Return the material word for word. Do not include pictures.

------------------------------------------------------------

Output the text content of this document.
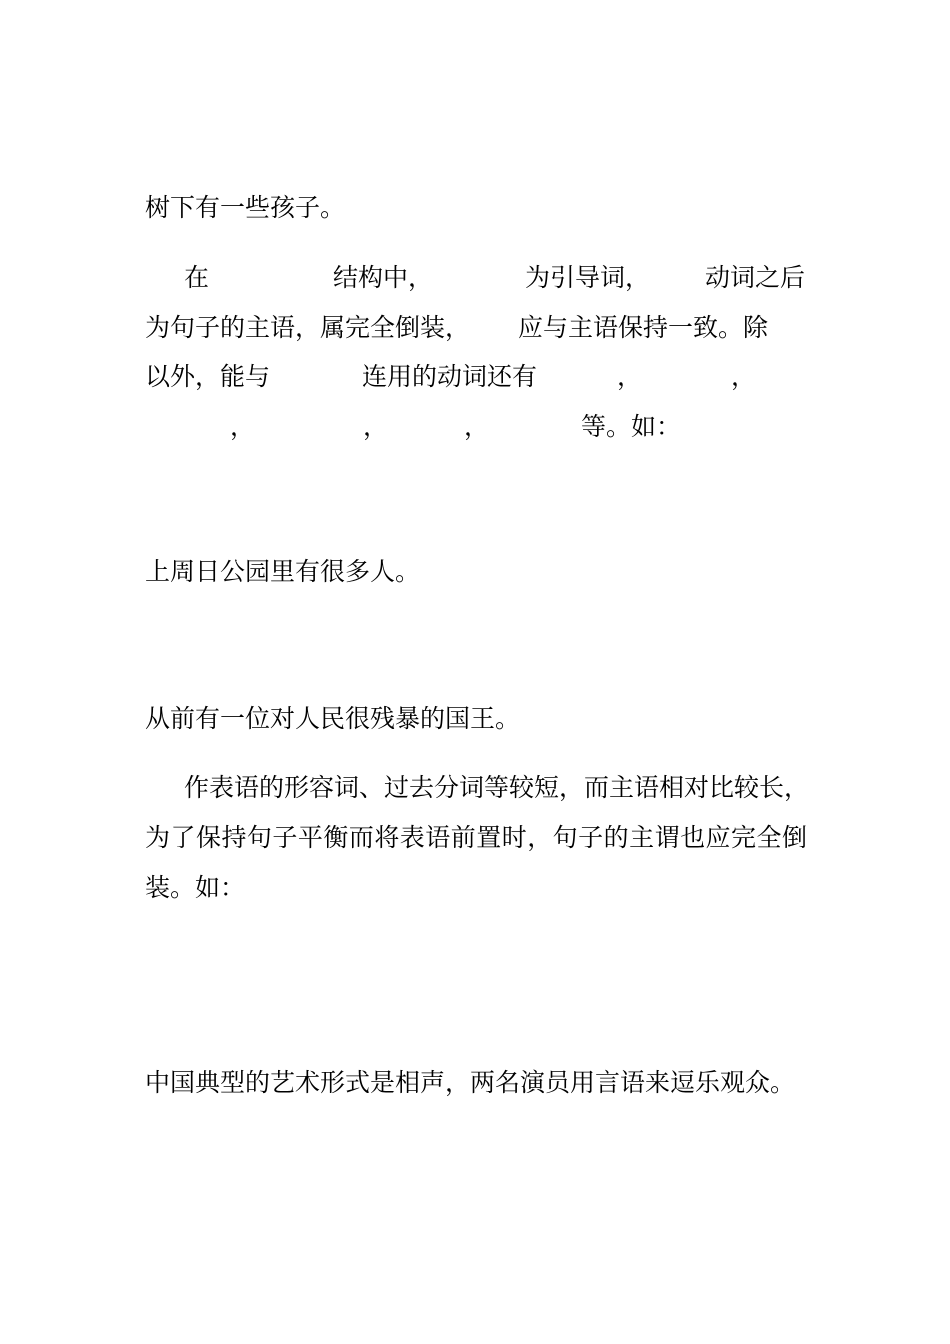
树下有一些孩子。

在

	结构中，

	为引导词，

动词之后

为句子的主语，属完全倒装，

应与主语保持一致。除

以外，能与

	连用的动词还有

	，

	，

，

	，

	，

	等。如：

上周日公园里有很多人。
从前有一位对人民很残暴的国王。
作表语的形容词、过去分词等较短，而主语相对比较长，
为了保持句子平衡而将表语前置时，句子的主谓也应完全倒
装。如：
中国典型的艺术形式是相声，两名演员用言语来逗乐观众。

------------------------------------------------------------

» **Correct response**
Output the text content of this document.
树下有一些孩子。

在

	结构中，

	为引导词，

动词之后

为句子的主语，属完全倒装，

应与主语保持一致。除

以外，能与

	连用的动词还有

	，

	，

，

	，

	，

	等。如：

上周日公园里有很多人。
从前有一位对人民很残暴的国王。
作表语的形容词、过去分词等较短，而主语相对比较长，
为了保持句子平衡而将表语前置时，句子的主谓也应完全倒
装。如：
中国典型的艺术形式是相声，两名演员用言语来逗乐观众。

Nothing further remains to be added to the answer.